## [Your task]
Lift out each line of the data that holds "JSON".

Items listed in a dataset:
####

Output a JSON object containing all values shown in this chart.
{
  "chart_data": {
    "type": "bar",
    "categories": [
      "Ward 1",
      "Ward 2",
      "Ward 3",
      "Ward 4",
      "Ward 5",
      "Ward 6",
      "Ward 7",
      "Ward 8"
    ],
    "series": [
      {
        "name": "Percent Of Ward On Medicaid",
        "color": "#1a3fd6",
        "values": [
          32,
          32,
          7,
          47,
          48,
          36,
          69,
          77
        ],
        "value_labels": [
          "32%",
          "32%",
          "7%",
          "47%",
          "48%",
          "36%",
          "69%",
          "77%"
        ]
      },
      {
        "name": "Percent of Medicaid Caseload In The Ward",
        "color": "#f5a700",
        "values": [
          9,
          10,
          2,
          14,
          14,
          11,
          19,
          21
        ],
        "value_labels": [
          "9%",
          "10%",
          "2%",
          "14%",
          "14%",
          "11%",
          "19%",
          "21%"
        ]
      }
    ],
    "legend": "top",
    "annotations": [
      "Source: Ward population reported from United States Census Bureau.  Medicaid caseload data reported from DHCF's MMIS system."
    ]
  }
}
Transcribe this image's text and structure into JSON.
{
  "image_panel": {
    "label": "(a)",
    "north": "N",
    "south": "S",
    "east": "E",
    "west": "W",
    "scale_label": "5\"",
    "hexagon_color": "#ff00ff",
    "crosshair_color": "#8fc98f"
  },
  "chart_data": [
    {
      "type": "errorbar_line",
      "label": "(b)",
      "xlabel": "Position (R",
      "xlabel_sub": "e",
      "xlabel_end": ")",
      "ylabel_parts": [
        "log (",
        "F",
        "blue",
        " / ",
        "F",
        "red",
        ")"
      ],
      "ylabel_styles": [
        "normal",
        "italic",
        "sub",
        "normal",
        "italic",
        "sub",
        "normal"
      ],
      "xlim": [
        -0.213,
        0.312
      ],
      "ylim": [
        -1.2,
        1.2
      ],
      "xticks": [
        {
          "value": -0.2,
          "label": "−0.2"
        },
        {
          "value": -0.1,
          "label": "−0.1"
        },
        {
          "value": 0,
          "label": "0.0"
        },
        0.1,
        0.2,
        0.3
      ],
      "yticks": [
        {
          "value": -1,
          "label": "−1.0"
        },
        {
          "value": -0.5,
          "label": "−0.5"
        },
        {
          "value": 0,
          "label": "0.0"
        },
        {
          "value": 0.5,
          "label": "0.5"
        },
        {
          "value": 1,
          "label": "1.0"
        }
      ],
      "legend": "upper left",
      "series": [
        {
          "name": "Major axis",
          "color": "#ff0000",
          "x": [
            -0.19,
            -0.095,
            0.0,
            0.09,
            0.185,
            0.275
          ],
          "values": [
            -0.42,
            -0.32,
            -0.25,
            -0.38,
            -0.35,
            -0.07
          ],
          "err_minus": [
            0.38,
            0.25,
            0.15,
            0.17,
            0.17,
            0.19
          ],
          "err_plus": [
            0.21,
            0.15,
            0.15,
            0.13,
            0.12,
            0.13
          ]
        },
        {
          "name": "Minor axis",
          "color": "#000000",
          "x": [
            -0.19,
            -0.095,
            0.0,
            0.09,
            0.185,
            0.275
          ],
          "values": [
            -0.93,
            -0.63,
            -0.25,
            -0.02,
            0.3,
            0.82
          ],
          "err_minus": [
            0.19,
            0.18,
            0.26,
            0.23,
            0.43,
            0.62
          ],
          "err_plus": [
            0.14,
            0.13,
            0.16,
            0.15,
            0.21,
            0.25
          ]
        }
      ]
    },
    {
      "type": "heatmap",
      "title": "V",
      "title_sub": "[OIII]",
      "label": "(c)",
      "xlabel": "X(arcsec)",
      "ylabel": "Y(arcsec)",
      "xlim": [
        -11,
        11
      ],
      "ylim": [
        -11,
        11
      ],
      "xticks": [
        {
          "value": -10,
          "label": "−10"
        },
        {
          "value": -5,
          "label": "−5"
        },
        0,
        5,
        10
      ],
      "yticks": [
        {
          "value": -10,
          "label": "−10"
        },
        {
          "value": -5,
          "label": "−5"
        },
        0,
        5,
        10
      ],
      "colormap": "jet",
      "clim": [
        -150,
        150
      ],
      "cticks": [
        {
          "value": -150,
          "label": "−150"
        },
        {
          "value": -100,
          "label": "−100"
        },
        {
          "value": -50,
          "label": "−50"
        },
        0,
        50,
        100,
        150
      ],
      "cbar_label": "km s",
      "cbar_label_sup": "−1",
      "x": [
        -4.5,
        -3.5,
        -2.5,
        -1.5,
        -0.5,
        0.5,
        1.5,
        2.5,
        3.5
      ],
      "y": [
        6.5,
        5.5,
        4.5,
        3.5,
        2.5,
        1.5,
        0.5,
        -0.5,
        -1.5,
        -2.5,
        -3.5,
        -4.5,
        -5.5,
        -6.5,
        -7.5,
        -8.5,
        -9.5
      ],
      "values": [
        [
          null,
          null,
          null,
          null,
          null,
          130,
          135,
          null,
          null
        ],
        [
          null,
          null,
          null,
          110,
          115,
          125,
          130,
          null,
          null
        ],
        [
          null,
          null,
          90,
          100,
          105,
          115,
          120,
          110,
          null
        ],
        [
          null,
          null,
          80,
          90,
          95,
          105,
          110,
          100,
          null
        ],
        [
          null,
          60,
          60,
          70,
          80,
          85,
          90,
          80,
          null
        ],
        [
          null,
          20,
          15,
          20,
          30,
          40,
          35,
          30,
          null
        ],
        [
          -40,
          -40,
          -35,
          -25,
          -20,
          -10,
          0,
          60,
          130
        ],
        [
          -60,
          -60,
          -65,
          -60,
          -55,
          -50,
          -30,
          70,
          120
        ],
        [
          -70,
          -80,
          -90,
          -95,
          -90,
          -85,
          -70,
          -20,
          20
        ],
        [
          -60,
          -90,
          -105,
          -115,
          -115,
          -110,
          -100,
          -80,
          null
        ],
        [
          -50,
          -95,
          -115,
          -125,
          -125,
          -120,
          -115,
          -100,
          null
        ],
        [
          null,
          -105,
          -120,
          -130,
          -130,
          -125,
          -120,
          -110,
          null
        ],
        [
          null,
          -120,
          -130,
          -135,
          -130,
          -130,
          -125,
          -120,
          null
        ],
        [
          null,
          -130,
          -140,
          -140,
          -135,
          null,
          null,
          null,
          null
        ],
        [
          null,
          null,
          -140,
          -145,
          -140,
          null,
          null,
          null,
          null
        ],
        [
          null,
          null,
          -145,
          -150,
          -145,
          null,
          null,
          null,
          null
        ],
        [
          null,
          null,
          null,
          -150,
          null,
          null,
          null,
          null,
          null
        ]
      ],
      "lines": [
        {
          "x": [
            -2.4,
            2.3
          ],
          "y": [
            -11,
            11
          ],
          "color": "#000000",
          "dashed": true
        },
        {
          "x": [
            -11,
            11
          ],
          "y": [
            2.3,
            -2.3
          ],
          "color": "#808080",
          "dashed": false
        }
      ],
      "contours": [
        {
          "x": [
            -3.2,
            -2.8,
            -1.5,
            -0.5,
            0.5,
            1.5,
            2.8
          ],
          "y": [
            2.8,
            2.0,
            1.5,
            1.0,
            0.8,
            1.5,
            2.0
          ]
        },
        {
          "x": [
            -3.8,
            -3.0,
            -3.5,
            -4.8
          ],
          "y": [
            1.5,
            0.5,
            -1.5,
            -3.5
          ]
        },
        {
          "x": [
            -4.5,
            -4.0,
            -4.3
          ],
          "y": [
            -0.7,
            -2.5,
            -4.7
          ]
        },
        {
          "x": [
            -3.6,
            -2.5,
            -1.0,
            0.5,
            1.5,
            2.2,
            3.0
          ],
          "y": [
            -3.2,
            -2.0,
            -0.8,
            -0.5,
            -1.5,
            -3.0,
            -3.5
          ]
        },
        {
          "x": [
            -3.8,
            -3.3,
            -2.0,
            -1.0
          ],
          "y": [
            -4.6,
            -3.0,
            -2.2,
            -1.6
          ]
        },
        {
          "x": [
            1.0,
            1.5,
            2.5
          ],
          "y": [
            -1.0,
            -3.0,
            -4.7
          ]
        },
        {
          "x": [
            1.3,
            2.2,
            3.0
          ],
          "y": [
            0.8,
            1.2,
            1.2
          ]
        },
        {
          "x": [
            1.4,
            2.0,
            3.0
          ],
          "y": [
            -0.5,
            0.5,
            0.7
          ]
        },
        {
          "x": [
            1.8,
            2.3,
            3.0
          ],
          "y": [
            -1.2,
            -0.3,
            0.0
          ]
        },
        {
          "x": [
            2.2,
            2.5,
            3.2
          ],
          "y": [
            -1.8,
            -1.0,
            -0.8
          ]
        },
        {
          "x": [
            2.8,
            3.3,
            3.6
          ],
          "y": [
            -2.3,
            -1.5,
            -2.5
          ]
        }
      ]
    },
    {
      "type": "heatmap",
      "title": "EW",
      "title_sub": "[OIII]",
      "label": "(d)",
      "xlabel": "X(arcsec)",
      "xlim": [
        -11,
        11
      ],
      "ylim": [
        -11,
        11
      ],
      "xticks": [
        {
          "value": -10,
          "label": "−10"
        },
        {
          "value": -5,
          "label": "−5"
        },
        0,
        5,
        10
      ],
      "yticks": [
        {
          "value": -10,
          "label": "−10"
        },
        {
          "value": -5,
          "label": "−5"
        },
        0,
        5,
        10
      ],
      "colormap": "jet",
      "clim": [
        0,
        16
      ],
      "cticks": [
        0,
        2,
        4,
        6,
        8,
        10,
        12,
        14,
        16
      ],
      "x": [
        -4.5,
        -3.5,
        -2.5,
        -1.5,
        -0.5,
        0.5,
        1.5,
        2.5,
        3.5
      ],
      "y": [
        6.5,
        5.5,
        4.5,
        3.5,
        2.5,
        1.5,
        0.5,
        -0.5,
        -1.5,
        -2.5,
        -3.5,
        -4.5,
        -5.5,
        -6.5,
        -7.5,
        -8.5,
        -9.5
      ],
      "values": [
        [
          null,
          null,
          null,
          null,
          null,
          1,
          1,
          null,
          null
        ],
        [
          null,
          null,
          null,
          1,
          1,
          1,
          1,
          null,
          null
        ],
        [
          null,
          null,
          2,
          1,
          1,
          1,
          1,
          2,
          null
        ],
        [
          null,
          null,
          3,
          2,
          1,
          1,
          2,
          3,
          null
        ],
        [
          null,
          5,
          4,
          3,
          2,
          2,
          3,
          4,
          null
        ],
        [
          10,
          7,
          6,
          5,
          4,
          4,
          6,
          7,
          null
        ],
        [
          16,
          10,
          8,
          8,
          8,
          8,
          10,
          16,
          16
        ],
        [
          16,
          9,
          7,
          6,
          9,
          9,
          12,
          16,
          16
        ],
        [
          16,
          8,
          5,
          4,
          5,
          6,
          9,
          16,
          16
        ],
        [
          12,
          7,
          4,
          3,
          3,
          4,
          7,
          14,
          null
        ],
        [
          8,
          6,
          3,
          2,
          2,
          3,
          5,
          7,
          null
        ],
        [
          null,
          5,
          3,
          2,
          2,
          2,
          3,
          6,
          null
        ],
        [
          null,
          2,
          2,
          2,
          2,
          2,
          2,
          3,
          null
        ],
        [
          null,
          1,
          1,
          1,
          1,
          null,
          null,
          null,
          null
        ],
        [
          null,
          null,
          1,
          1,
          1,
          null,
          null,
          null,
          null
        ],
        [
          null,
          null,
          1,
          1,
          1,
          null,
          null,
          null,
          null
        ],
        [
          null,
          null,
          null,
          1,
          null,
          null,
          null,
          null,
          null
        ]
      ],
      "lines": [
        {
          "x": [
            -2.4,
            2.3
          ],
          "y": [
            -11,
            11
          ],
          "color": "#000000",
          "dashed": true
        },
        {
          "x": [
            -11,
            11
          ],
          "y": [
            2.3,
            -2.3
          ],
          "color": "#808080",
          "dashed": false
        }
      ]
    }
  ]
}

####

## [Solved exercise]
Output a JSON object containing all values shown in this chart.
Transcribe this image's text and structure into JSON.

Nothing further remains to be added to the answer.